(Work to complete)
Find and copy each line of the records where the string "JSON" shows up.

(Records from a data collection)
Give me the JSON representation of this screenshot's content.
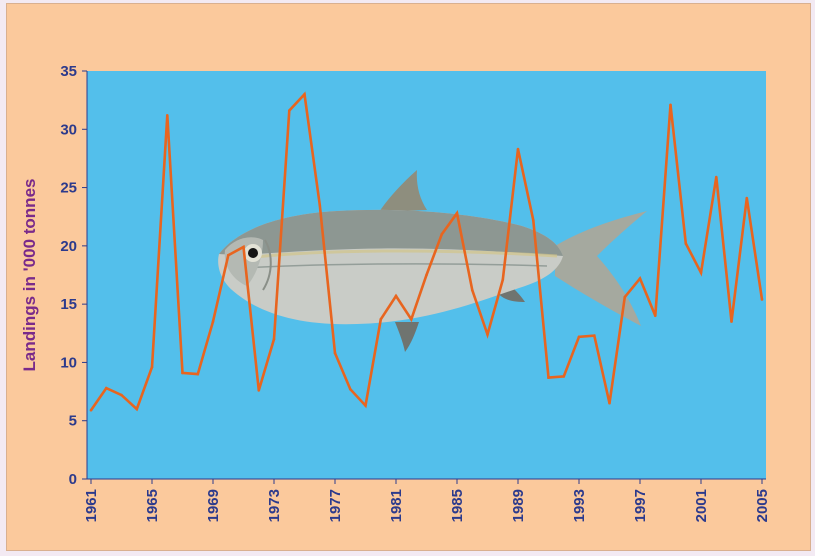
{
  "colors": {
    "background": "#fbc99c",
    "plot_area": "#53bfeb",
    "line": "#e8651f",
    "tick_text": "#2c3a8c",
    "axis_title": "#7a2a8a"
  },
  "chart_data": {
    "type": "line",
    "title": "",
    "xlabel": "",
    "ylabel": "Landings in '000 tonnes",
    "ylim": [
      0,
      35
    ],
    "yticks": [
      0,
      5,
      10,
      15,
      20,
      25,
      30,
      35
    ],
    "xticks": [
      1961,
      1965,
      1969,
      1973,
      1977,
      1981,
      1985,
      1989,
      1993,
      1997,
      2001,
      2005
    ],
    "grid": false,
    "legend": "none",
    "decoration": "fish-image",
    "series": [
      {
        "x": [
          1961,
          1962,
          1963,
          1964,
          1965,
          1966,
          1967,
          1968,
          1969,
          1970,
          1971,
          1972,
          1973,
          1974,
          1975,
          1976,
          1977,
          1978,
          1979,
          1980,
          1981,
          1982,
          1983,
          1984,
          1985,
          1986,
          1987,
          1988,
          1989,
          1990,
          1991,
          1992,
          1993,
          1994,
          1995,
          1996,
          1997,
          1998,
          1999,
          2000,
          2001,
          2002,
          2003,
          2004,
          2005
        ],
        "values": [
          5.9,
          7.8,
          7.2,
          6.0,
          9.6,
          31.2,
          9.1,
          9.0,
          13.5,
          19.2,
          19.9,
          7.6,
          12.0,
          31.6,
          33.0,
          23.5,
          10.8,
          7.7,
          6.3,
          13.7,
          15.7,
          13.7,
          17.5,
          21.0,
          22.8,
          16.2,
          12.4,
          17.1,
          28.3,
          22.2,
          8.7,
          8.8,
          12.2,
          12.3,
          6.5,
          15.6,
          17.2,
          14.0,
          32.1,
          20.2,
          17.7,
          25.9,
          13.5,
          24.1,
          15.4
        ]
      }
    ]
  }
}
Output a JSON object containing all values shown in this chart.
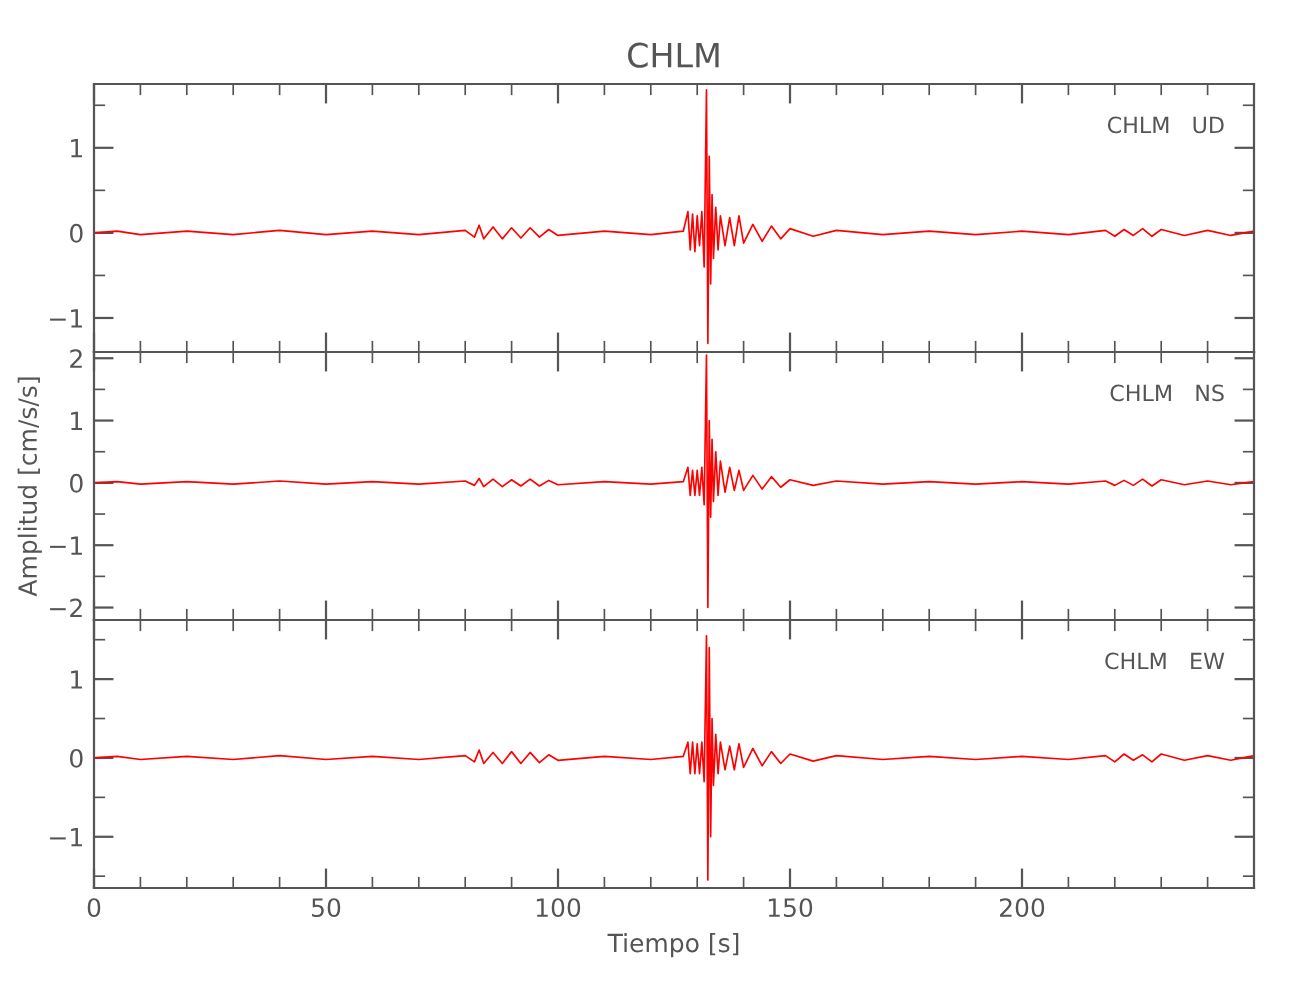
{
  "chart_data": [
    {
      "type": "line",
      "title": "CHLM",
      "annotations": [
        "CHLM   UD"
      ],
      "tick_labels": "y",
      "grid": false,
      "xlim": [
        0,
        250
      ],
      "xticks": [
        0,
        {
          "value": 10,
          "label": null
        },
        {
          "value": 20,
          "label": null
        },
        {
          "value": 30,
          "label": null
        },
        {
          "value": 40,
          "label": null
        },
        50,
        {
          "value": 60,
          "label": null
        },
        {
          "value": 70,
          "label": null
        },
        {
          "value": 80,
          "label": null
        },
        {
          "value": 90,
          "label": null
        },
        100,
        {
          "value": 110,
          "label": null
        },
        {
          "value": 120,
          "label": null
        },
        {
          "value": 130,
          "label": null
        },
        {
          "value": 140,
          "label": null
        },
        150,
        {
          "value": 160,
          "label": null
        },
        {
          "value": 170,
          "label": null
        },
        {
          "value": 180,
          "label": null
        },
        {
          "value": 190,
          "label": null
        },
        200,
        {
          "value": 210,
          "label": null
        },
        {
          "value": 220,
          "label": null
        },
        {
          "value": 230,
          "label": null
        },
        {
          "value": 240,
          "label": null
        }
      ],
      "ylim": [
        -1.4,
        1.75
      ],
      "yticks": [
        {
          "value": -1,
          "label": "−1"
        },
        {
          "value": -0.5,
          "label": null
        },
        0,
        {
          "value": 0.5,
          "label": null
        },
        1,
        {
          "value": 1.5,
          "label": null
        }
      ],
      "series": [
        {
          "color": "#ff0000",
          "x": [
            0,
            5,
            10,
            20,
            30,
            40,
            50,
            60,
            70,
            80,
            82,
            83,
            84,
            86,
            88,
            90,
            92,
            94,
            96,
            98,
            100,
            110,
            120,
            127,
            128,
            128.5,
            129,
            129.5,
            130,
            130.5,
            131,
            131.5,
            132,
            132.3,
            132.6,
            132.9,
            133.2,
            133.5,
            134,
            134.5,
            135,
            136,
            137,
            138,
            139,
            140,
            142,
            144,
            146,
            148,
            150,
            155,
            160,
            170,
            180,
            190,
            200,
            210,
            218,
            220,
            222,
            224,
            226,
            228,
            230,
            235,
            240,
            245,
            250
          ],
          "values": [
            0,
            0.02,
            -0.02,
            0.02,
            -0.02,
            0.03,
            -0.02,
            0.02,
            -0.02,
            0.03,
            -0.05,
            0.09,
            -0.07,
            0.07,
            -0.07,
            0.06,
            -0.06,
            0.06,
            -0.05,
            0.04,
            -0.03,
            0.02,
            -0.02,
            0.02,
            0.25,
            -0.2,
            0.22,
            -0.22,
            0.2,
            -0.15,
            0.25,
            -0.4,
            1.68,
            -1.3,
            0.9,
            -0.6,
            0.45,
            -0.3,
            0.3,
            -0.2,
            0.2,
            -0.15,
            0.18,
            -0.15,
            0.2,
            -0.12,
            0.1,
            -0.1,
            0.08,
            -0.07,
            0.05,
            -0.04,
            0.03,
            -0.02,
            0.02,
            -0.02,
            0.02,
            -0.02,
            0.03,
            -0.04,
            0.04,
            -0.03,
            0.05,
            -0.04,
            0.04,
            -0.03,
            0.03,
            -0.03,
            0.02
          ]
        }
      ]
    },
    {
      "type": "line",
      "ylabel": "Amplitud [cm/s/s]",
      "annotations": [
        "CHLM   NS"
      ],
      "tick_labels": "y",
      "grid": false,
      "xlim": [
        0,
        250
      ],
      "xticks": [
        0,
        {
          "value": 10,
          "label": null
        },
        {
          "value": 20,
          "label": null
        },
        {
          "value": 30,
          "label": null
        },
        {
          "value": 40,
          "label": null
        },
        50,
        {
          "value": 60,
          "label": null
        },
        {
          "value": 70,
          "label": null
        },
        {
          "value": 80,
          "label": null
        },
        {
          "value": 90,
          "label": null
        },
        100,
        {
          "value": 110,
          "label": null
        },
        {
          "value": 120,
          "label": null
        },
        {
          "value": 130,
          "label": null
        },
        {
          "value": 140,
          "label": null
        },
        150,
        {
          "value": 160,
          "label": null
        },
        {
          "value": 170,
          "label": null
        },
        {
          "value": 180,
          "label": null
        },
        {
          "value": 190,
          "label": null
        },
        200,
        {
          "value": 210,
          "label": null
        },
        {
          "value": 220,
          "label": null
        },
        {
          "value": 230,
          "label": null
        },
        {
          "value": 240,
          "label": null
        }
      ],
      "ylim": [
        -2.2,
        2.1
      ],
      "yticks": [
        {
          "value": -2,
          "label": "−2"
        },
        {
          "value": -1.5,
          "label": null
        },
        {
          "value": -1,
          "label": "−1"
        },
        {
          "value": -0.5,
          "label": null
        },
        0,
        {
          "value": 0.5,
          "label": null
        },
        1,
        {
          "value": 1.5,
          "label": null
        },
        2
      ],
      "series": [
        {
          "color": "#ff0000",
          "x": [
            0,
            5,
            10,
            20,
            30,
            40,
            50,
            60,
            70,
            80,
            82,
            83,
            84,
            86,
            88,
            90,
            92,
            94,
            96,
            98,
            100,
            110,
            120,
            127,
            128,
            128.5,
            129,
            129.5,
            130,
            130.5,
            131,
            131.5,
            132,
            132.3,
            132.6,
            132.9,
            133.2,
            133.5,
            134,
            134.5,
            135,
            136,
            137,
            138,
            139,
            140,
            142,
            144,
            146,
            148,
            150,
            155,
            160,
            170,
            180,
            190,
            200,
            210,
            218,
            220,
            222,
            224,
            226,
            228,
            230,
            235,
            240,
            245,
            250
          ],
          "values": [
            0,
            0.02,
            -0.02,
            0.02,
            -0.02,
            0.03,
            -0.02,
            0.02,
            -0.02,
            0.03,
            -0.04,
            0.07,
            -0.06,
            0.06,
            -0.06,
            0.05,
            -0.05,
            0.06,
            -0.05,
            0.04,
            -0.03,
            0.02,
            -0.02,
            0.02,
            0.25,
            -0.2,
            0.2,
            -0.2,
            0.2,
            -0.2,
            0.25,
            -0.35,
            2.05,
            -2.0,
            1.0,
            -0.55,
            0.7,
            -0.3,
            0.5,
            -0.2,
            0.35,
            -0.15,
            0.25,
            -0.12,
            0.2,
            -0.12,
            0.12,
            -0.1,
            0.1,
            -0.07,
            0.05,
            -0.04,
            0.03,
            -0.02,
            0.02,
            -0.02,
            0.02,
            -0.02,
            0.03,
            -0.04,
            0.04,
            -0.04,
            0.06,
            -0.05,
            0.05,
            -0.03,
            0.03,
            -0.03,
            0.02
          ]
        }
      ]
    },
    {
      "type": "line",
      "xlabel": "Tiempo [s]",
      "annotations": [
        "CHLM   EW"
      ],
      "grid": false,
      "xlim": [
        0,
        250
      ],
      "xticks": [
        0,
        {
          "value": 10,
          "label": null
        },
        {
          "value": 20,
          "label": null
        },
        {
          "value": 30,
          "label": null
        },
        {
          "value": 40,
          "label": null
        },
        50,
        {
          "value": 60,
          "label": null
        },
        {
          "value": 70,
          "label": null
        },
        {
          "value": 80,
          "label": null
        },
        {
          "value": 90,
          "label": null
        },
        100,
        {
          "value": 110,
          "label": null
        },
        {
          "value": 120,
          "label": null
        },
        {
          "value": 130,
          "label": null
        },
        {
          "value": 140,
          "label": null
        },
        150,
        {
          "value": 160,
          "label": null
        },
        {
          "value": 170,
          "label": null
        },
        {
          "value": 180,
          "label": null
        },
        {
          "value": 190,
          "label": null
        },
        200,
        {
          "value": 210,
          "label": null
        },
        {
          "value": 220,
          "label": null
        },
        {
          "value": 230,
          "label": null
        },
        {
          "value": 240,
          "label": null
        }
      ],
      "ylim": [
        -1.65,
        1.75
      ],
      "yticks": [
        {
          "value": -1.5,
          "label": null
        },
        {
          "value": -1,
          "label": "−1"
        },
        {
          "value": -0.5,
          "label": null
        },
        0,
        {
          "value": 0.5,
          "label": null
        },
        1,
        {
          "value": 1.5,
          "label": null
        }
      ],
      "series": [
        {
          "color": "#ff0000",
          "x": [
            0,
            5,
            10,
            20,
            30,
            40,
            50,
            60,
            70,
            80,
            82,
            83,
            84,
            86,
            88,
            90,
            92,
            94,
            96,
            98,
            100,
            110,
            120,
            127,
            128,
            128.5,
            129,
            129.5,
            130,
            130.5,
            131,
            131.5,
            132,
            132.3,
            132.6,
            132.9,
            133.2,
            133.5,
            134,
            134.5,
            135,
            136,
            137,
            138,
            139,
            140,
            142,
            144,
            146,
            148,
            150,
            155,
            160,
            170,
            180,
            190,
            200,
            210,
            218,
            220,
            222,
            224,
            226,
            228,
            230,
            235,
            240,
            245,
            250
          ],
          "values": [
            0,
            0.02,
            -0.02,
            0.02,
            -0.02,
            0.03,
            -0.02,
            0.02,
            -0.02,
            0.03,
            -0.05,
            0.1,
            -0.07,
            0.07,
            -0.07,
            0.08,
            -0.07,
            0.07,
            -0.06,
            0.04,
            -0.03,
            0.02,
            -0.02,
            0.02,
            0.2,
            -0.2,
            0.2,
            -0.2,
            0.18,
            -0.2,
            0.2,
            -0.3,
            1.55,
            -1.55,
            1.4,
            -1.0,
            0.5,
            -0.35,
            0.3,
            -0.2,
            0.2,
            -0.15,
            0.15,
            -0.15,
            0.18,
            -0.12,
            0.12,
            -0.1,
            0.08,
            -0.07,
            0.05,
            -0.04,
            0.03,
            -0.02,
            0.02,
            -0.02,
            0.02,
            -0.02,
            0.03,
            -0.05,
            0.05,
            -0.03,
            0.04,
            -0.05,
            0.05,
            -0.03,
            0.03,
            -0.03,
            0.03
          ]
        }
      ]
    }
  ]
}
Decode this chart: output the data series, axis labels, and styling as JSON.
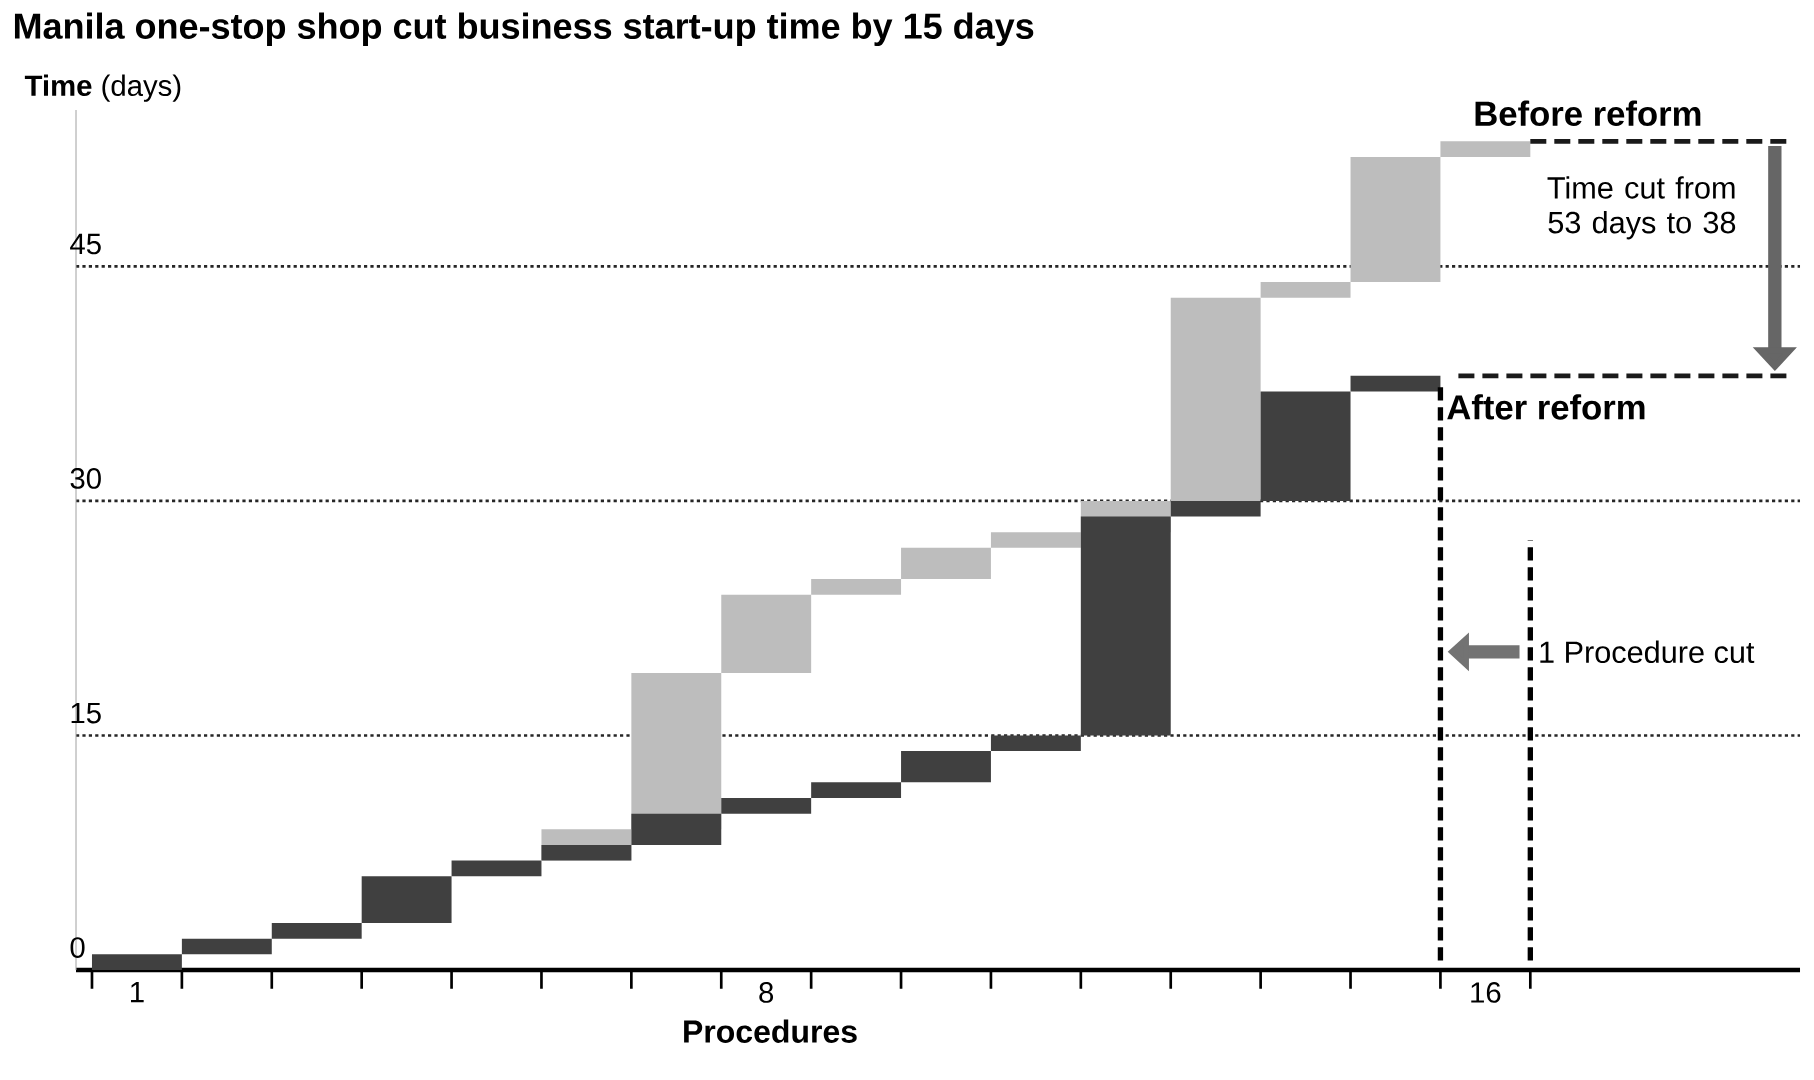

(Answer to this task)
Give me the JSON representation of this screenshot's content.
Output a JSON object containing all values shown in this chart.
Decode this chart: output the data series, axis labels, and styling as JSON.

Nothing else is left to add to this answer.